Set task: Make an exact copy of the listing below.

Exercise data:

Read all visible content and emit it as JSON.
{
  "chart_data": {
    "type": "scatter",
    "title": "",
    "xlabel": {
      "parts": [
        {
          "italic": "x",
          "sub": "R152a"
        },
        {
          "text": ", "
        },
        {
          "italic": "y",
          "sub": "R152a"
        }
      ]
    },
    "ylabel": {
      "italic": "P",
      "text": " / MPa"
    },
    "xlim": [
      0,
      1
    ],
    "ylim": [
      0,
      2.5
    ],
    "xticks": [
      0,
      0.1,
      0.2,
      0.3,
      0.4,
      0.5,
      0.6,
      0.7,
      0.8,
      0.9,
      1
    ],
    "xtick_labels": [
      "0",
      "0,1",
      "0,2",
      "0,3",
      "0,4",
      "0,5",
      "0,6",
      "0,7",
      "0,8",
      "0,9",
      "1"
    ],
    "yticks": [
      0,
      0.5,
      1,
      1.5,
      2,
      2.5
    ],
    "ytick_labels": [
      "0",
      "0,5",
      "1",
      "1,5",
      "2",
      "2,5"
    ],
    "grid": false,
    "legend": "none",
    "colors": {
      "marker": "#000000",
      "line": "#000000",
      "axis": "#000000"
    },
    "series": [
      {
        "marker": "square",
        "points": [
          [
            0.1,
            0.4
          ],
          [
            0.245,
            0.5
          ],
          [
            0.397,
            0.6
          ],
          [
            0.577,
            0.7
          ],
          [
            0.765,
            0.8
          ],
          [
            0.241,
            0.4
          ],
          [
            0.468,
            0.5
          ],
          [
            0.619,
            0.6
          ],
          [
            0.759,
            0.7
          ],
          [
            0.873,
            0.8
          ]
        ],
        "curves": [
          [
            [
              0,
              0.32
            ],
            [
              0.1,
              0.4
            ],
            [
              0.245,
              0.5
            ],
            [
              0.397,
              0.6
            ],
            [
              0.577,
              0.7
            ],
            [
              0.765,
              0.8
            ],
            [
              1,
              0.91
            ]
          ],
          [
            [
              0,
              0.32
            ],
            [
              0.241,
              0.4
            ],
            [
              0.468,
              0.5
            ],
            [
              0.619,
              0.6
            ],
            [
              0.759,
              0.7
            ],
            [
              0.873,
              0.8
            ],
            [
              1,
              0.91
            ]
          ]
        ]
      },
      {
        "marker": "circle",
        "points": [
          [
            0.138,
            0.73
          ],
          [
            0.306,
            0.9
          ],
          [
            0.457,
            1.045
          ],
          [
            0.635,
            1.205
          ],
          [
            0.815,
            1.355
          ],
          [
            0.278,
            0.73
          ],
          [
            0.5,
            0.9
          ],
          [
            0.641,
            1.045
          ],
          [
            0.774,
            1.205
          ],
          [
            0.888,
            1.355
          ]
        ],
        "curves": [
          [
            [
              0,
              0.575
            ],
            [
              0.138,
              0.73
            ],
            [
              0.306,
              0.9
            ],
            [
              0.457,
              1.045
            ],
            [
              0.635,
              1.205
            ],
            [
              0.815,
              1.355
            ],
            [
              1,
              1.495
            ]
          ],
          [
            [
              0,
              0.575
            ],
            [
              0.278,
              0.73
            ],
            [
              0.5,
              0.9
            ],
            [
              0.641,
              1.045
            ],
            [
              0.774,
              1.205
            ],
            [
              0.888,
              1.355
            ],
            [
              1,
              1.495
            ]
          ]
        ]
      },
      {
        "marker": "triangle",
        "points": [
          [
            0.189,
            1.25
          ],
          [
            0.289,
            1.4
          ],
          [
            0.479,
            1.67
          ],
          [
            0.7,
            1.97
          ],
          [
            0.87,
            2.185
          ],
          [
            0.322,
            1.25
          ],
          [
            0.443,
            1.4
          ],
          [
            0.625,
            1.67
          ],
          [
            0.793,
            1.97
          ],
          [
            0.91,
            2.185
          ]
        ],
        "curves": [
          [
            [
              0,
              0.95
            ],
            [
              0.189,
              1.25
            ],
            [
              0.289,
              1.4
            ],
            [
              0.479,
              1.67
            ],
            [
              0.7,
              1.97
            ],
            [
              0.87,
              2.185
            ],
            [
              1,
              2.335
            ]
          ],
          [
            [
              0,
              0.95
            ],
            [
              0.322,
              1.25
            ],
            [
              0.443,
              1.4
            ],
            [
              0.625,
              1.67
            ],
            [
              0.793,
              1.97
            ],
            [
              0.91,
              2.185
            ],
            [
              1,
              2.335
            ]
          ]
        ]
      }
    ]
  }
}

Written solution:
Read all visible content and emit it as JSON.
{
  "chart_data": {
    "type": "scatter",
    "title": "",
    "xlabel": {
      "parts": [
        {
          "italic": "x",
          "sub": "R152a"
        },
        {
          "text": ", "
        },
        {
          "italic": "y",
          "sub": "R152a"
        }
      ]
    },
    "ylabel": {
      "italic": "P",
      "text": " / MPa"
    },
    "xlim": [
      0,
      1
    ],
    "ylim": [
      0,
      2.5
    ],
    "xticks": [
      0,
      0.1,
      0.2,
      0.3,
      0.4,
      0.5,
      0.6,
      0.7,
      0.8,
      0.9,
      1
    ],
    "xtick_labels": [
      "0",
      "0,1",
      "0,2",
      "0,3",
      "0,4",
      "0,5",
      "0,6",
      "0,7",
      "0,8",
      "0,9",
      "1"
    ],
    "yticks": [
      0,
      0.5,
      1,
      1.5,
      2,
      2.5
    ],
    "ytick_labels": [
      "0",
      "0,5",
      "1",
      "1,5",
      "2",
      "2,5"
    ],
    "grid": false,
    "legend": "none",
    "colors": {
      "marker": "#000000",
      "line": "#000000",
      "axis": "#000000"
    },
    "series": [
      {
        "marker": "square",
        "points": [
          [
            0.1,
            0.4
          ],
          [
            0.245,
            0.5
          ],
          [
            0.397,
            0.6
          ],
          [
            0.577,
            0.7
          ],
          [
            0.765,
            0.8
          ],
          [
            0.241,
            0.4
          ],
          [
            0.468,
            0.5
          ],
          [
            0.619,
            0.6
          ],
          [
            0.759,
            0.7
          ],
          [
            0.873,
            0.8
          ]
        ],
        "curves": [
          [
            [
              0,
              0.32
            ],
            [
              0.1,
              0.4
            ],
            [
              0.245,
              0.5
            ],
            [
              0.397,
              0.6
            ],
            [
              0.577,
              0.7
            ],
            [
              0.765,
              0.8
            ],
            [
              1,
              0.91
            ]
          ],
          [
            [
              0,
              0.32
            ],
            [
              0.241,
              0.4
            ],
            [
              0.468,
              0.5
            ],
            [
              0.619,
              0.6
            ],
            [
              0.759,
              0.7
            ],
            [
              0.873,
              0.8
            ],
            [
              1,
              0.91
            ]
          ]
        ]
      },
      {
        "marker": "circle",
        "points": [
          [
            0.138,
            0.73
          ],
          [
            0.306,
            0.9
          ],
          [
            0.457,
            1.045
          ],
          [
            0.635,
            1.205
          ],
          [
            0.815,
            1.355
          ],
          [
            0.278,
            0.73
          ],
          [
            0.5,
            0.9
          ],
          [
            0.641,
            1.045
          ],
          [
            0.774,
            1.205
          ],
          [
            0.888,
            1.355
          ]
        ],
        "curves": [
          [
            [
              0,
              0.575
            ],
            [
              0.138,
              0.73
            ],
            [
              0.306,
              0.9
            ],
            [
              0.457,
              1.045
            ],
            [
              0.635,
              1.205
            ],
            [
              0.815,
              1.355
            ],
            [
              1,
              1.495
            ]
          ],
          [
            [
              0,
              0.575
            ],
            [
              0.278,
              0.73
            ],
            [
              0.5,
              0.9
            ],
            [
              0.641,
              1.045
            ],
            [
              0.774,
              1.205
            ],
            [
              0.888,
              1.355
            ],
            [
              1,
              1.495
            ]
          ]
        ]
      },
      {
        "marker": "triangle",
        "points": [
          [
            0.189,
            1.25
          ],
          [
            0.289,
            1.4
          ],
          [
            0.479,
            1.67
          ],
          [
            0.7,
            1.97
          ],
          [
            0.87,
            2.185
          ],
          [
            0.322,
            1.25
          ],
          [
            0.443,
            1.4
          ],
          [
            0.625,
            1.67
          ],
          [
            0.793,
            1.97
          ],
          [
            0.91,
            2.185
          ]
        ],
        "curves": [
          [
            [
              0,
              0.95
            ],
            [
              0.189,
              1.25
            ],
            [
              0.289,
              1.4
            ],
            [
              0.479,
              1.67
            ],
            [
              0.7,
              1.97
            ],
            [
              0.87,
              2.185
            ],
            [
              1,
              2.335
            ]
          ],
          [
            [
              0,
              0.95
            ],
            [
              0.322,
              1.25
            ],
            [
              0.443,
              1.4
            ],
            [
              0.625,
              1.67
            ],
            [
              0.793,
              1.97
            ],
            [
              0.91,
              2.185
            ],
            [
              1,
              2.335
            ]
          ]
        ]
      }
    ]
  }
}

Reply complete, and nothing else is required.